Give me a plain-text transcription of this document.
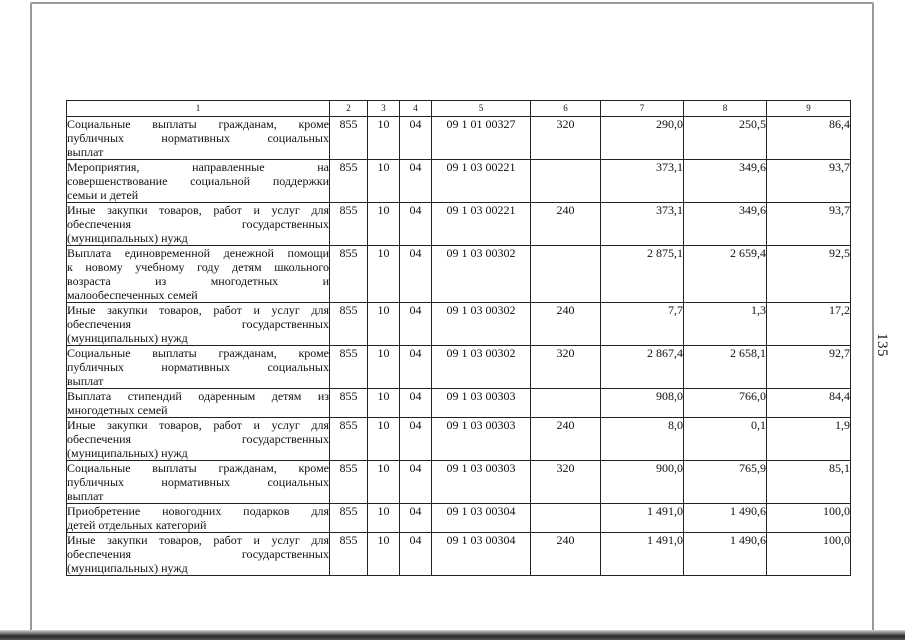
135
1	2	3	4	5	6	7	8	9

Социальные выплаты гражданам, кроме
публичных нормативных социальных
выплат	855	10	04	09 1 01 00327	320	290,0	250,5	86,4

Мероприятия, направленные на
совершенствование социальной поддержки
семьи и детей	855	10	04	09 1 03 00221		373,1	349,6	93,7

Иные закупки товаров, работ и услуг для
обеспечения государственных
(муниципальных) нужд	855	10	04	09 1 03 00221	240	373,1	349,6	93,7

Выплата единовременной денежной помощи
к новому учебному году детям школьного
возраста из многодетных и
малообеспеченных семей	855	10	04	09 1 03 00302		2 875,1	2 659,4	92,5

Иные закупки товаров, работ и услуг для
обеспечения государственных
(муниципальных) нужд	855	10	04	09 1 03 00302	240	7,7	1,3	17,2

Социальные выплаты гражданам, кроме
публичных нормативных социальных
выплат	855	10	04	09 1 03 00302	320	2 867,4	2 658,1	92,7

Выплата стипендий одаренным детям из
многодетных семей	855	10	04	09 1 03 00303		908,0	766,0	84,4

Иные закупки товаров, работ и услуг для
обеспечения государственных
(муниципальных) нужд	855	10	04	09 1 03 00303	240	8,0	0,1	1,9

Социальные выплаты гражданам, кроме
публичных нормативных социальных
выплат	855	10	04	09 1 03 00303	320	900,0	765,9	85,1

Приобретение новогодних подарков для
детей отдельных категорий	855	10	04	09 1 03 00304		1 491,0	1 490,6	100,0

Иные закупки товаров, работ и услуг для
обеспечения государственных
(муниципальных) нужд	855	10	04	09 1 03 00304	240	1 491,0	1 490,6	100,0
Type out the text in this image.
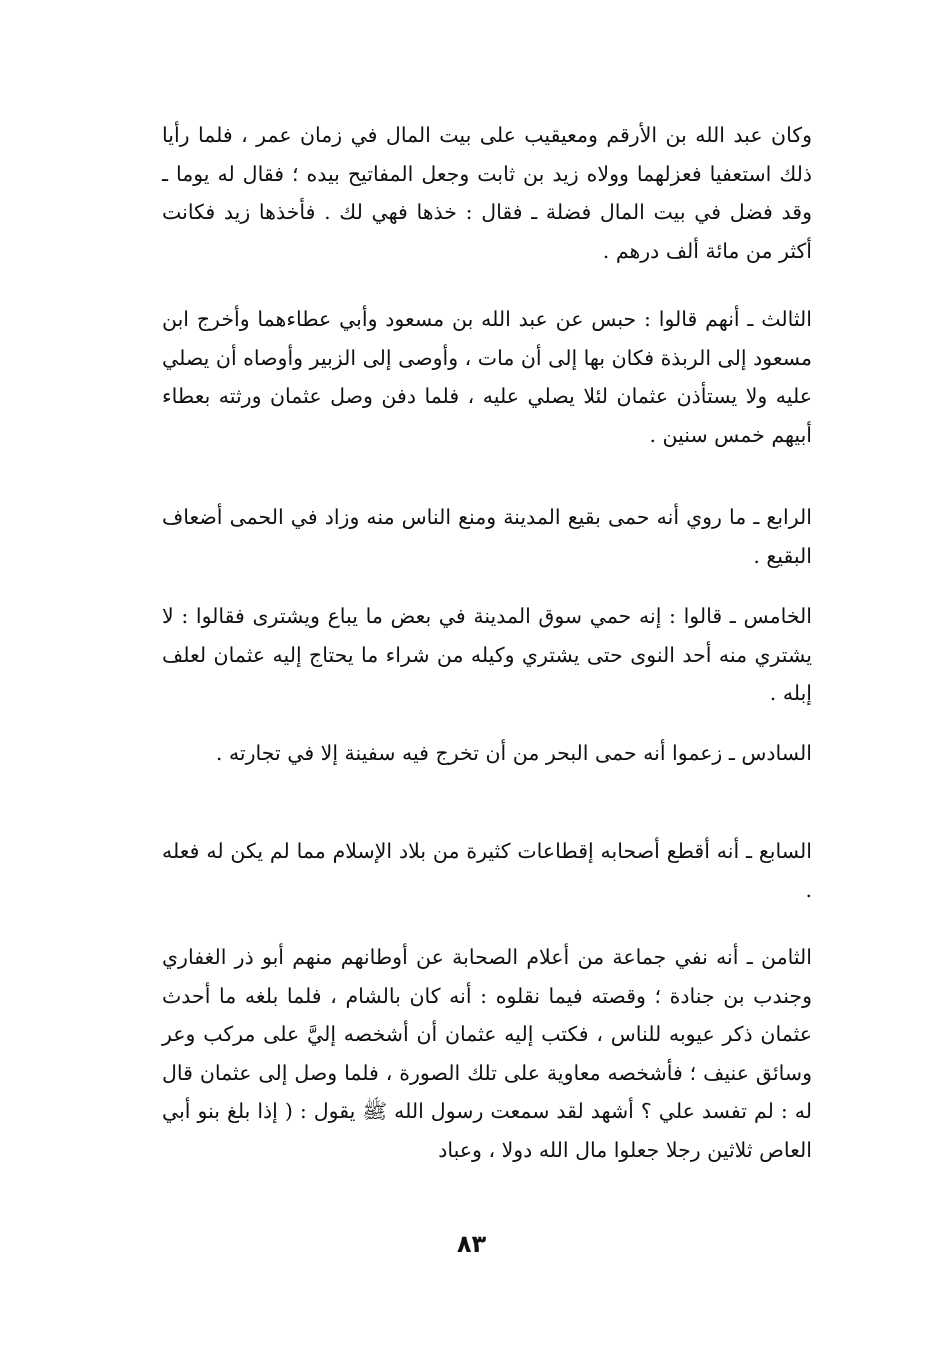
وكان عبد الله بن الأرقم ومعيقيب على بيت المال في زمان عمر ، فلما رأيا ذلك استعفيا فعزلهما وولاه زيد بن ثابت وجعل المفاتيح بيده ؛ فقال له يوما ـ وقد فضل في بيت المال فضلة ـ فقال : خذها فهي لك . فأخذها زيد فكانت أكثر من مائة ألف درهم .

الثالث ـ أنهم قالوا : حبس عن عبد الله بن مسعود وأبي عطاءهما وأخرج ابن مسعود إلى الربذة فكان بها إلى أن مات ، وأوصى إلى الزبير وأوصاه أن يصلي عليه ولا يستأذن عثمان لئلا يصلي عليه ، فلما دفن وصل عثمان ورثته بعطاء أبيهم خمس سنين .

الرابع ـ ما روي أنه حمى بقيع المدينة ومنع الناس منه وزاد في الحمى أضعاف البقيع .

الخامس ـ قالوا : إنه حمي سوق المدينة في بعض ما يباع ويشترى فقالوا : لا يشتري منه أحد النوى حتى يشتري وكيله من شراء ما يحتاج إليه عثمان لعلف إبله .

السادس ـ زعموا أنه حمى البحر من أن تخرج فيه سفينة إلا في تجارته .

السابع ـ أنه أقطع أصحابه إقطاعات كثيرة من بلاد الإسلام مما لم يكن له فعله .

الثامن ـ أنه نفي جماعة من أعلام الصحابة عن أوطانهم منهم أبو ذر الغفاري وجندب بن جنادة ؛ وقصته فيما نقلوه : أنه كان بالشام ، فلما بلغه ما أحدث عثمان ذكر عيوبه للناس ، فكتب إليه عثمان أن أشخصه إليَّ على مركب وعر وسائق عنيف ؛ فأشخصه معاوية على تلك الصورة ، فلما وصل إلى عثمان قال له : لم تفسد علي ؟ أشهد لقد سمعت رسول الله ﷺ يقول : ( إذا بلغ بنو أبي العاص ثلاثين رجلا جعلوا مال الله دولا ، وعباد

٨٣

###

▸ WHAT THE TASK ASKS
Reproduce every entry word for word, but skip any pictures.

▸ FINISHED TASK
Give me a plain-text transcription of this document.
135
1	2	3	4	5	6	7	8	9

Социальные выплаты гражданам, кроме
публичных нормативных социальных
выплат	855	10	04	09 1 01 00327	320	290,0	250,5	86,4

Мероприятия, направленные на
совершенствование социальной поддержки
семьи и детей	855	10	04	09 1 03 00221		373,1	349,6	93,7

Иные закупки товаров, работ и услуг для
обеспечения государственных
(муниципальных) нужд	855	10	04	09 1 03 00221	240	373,1	349,6	93,7

Выплата единовременной денежной помощи
к новому учебному году детям школьного
возраста из многодетных и
малообеспеченных семей	855	10	04	09 1 03 00302		2 875,1	2 659,4	92,5

Иные закупки товаров, работ и услуг для
обеспечения государственных
(муниципальных) нужд	855	10	04	09 1 03 00302	240	7,7	1,3	17,2

Социальные выплаты гражданам, кроме
публичных нормативных социальных
выплат	855	10	04	09 1 03 00302	320	2 867,4	2 658,1	92,7

Выплата стипендий одаренным детям из
многодетных семей	855	10	04	09 1 03 00303		908,0	766,0	84,4

Иные закупки товаров, работ и услуг для
обеспечения государственных
(муниципальных) нужд	855	10	04	09 1 03 00303	240	8,0	0,1	1,9

Социальные выплаты гражданам, кроме
публичных нормативных социальных
выплат	855	10	04	09 1 03 00303	320	900,0	765,9	85,1

Приобретение новогодних подарков для
детей отдельных категорий	855	10	04	09 1 03 00304		1 491,0	1 490,6	100,0

Иные закупки товаров, работ и услуг для
обеспечения государственных
(муниципальных) нужд	855	10	04	09 1 03 00304	240	1 491,0	1 490,6	100,0
Type out the text in this image.
وكان عبد الله بن الأرقم ومعيقيب على بيت المال في زمان عمر ، فلما رأيا ذلك استعفيا فعزلهما وولاه زيد بن ثابت وجعل المفاتيح بيده ؛ فقال له يوما ـ وقد فضل في بيت المال فضلة ـ فقال : خذها فهي لك . فأخذها زيد فكانت أكثر من مائة ألف درهم .

الثالث ـ أنهم قالوا : حبس عن عبد الله بن مسعود وأبي عطاءهما وأخرج ابن مسعود إلى الربذة فكان بها إلى أن مات ، وأوصى إلى الزبير وأوصاه أن يصلي عليه ولا يستأذن عثمان لئلا يصلي عليه ، فلما دفن وصل عثمان ورثته بعطاء أبيهم خمس سنين .

الرابع ـ ما روي أنه حمى بقيع المدينة ومنع الناس منه وزاد في الحمى أضعاف البقيع .

الخامس ـ قالوا : إنه حمي سوق المدينة في بعض ما يباع ويشترى فقالوا : لا يشتري منه أحد النوى حتى يشتري وكيله من شراء ما يحتاج إليه عثمان لعلف إبله .

السادس ـ زعموا أنه حمى البحر من أن تخرج فيه سفينة إلا في تجارته .

السابع ـ أنه أقطع أصحابه إقطاعات كثيرة من بلاد الإسلام مما لم يكن له فعله .

الثامن ـ أنه نفي جماعة من أعلام الصحابة عن أوطانهم منهم أبو ذر الغفاري وجندب بن جنادة ؛ وقصته فيما نقلوه : أنه كان بالشام ، فلما بلغه ما أحدث عثمان ذكر عيوبه للناس ، فكتب إليه عثمان أن أشخصه إليَّ على مركب وعر وسائق عنيف ؛ فأشخصه معاوية على تلك الصورة ، فلما وصل إلى عثمان قال له : لم تفسد علي ؟ أشهد لقد سمعت رسول الله ﷺ يقول : ( إذا بلغ بنو أبي العاص ثلاثين رجلا جعلوا مال الله دولا ، وعباد

٨٣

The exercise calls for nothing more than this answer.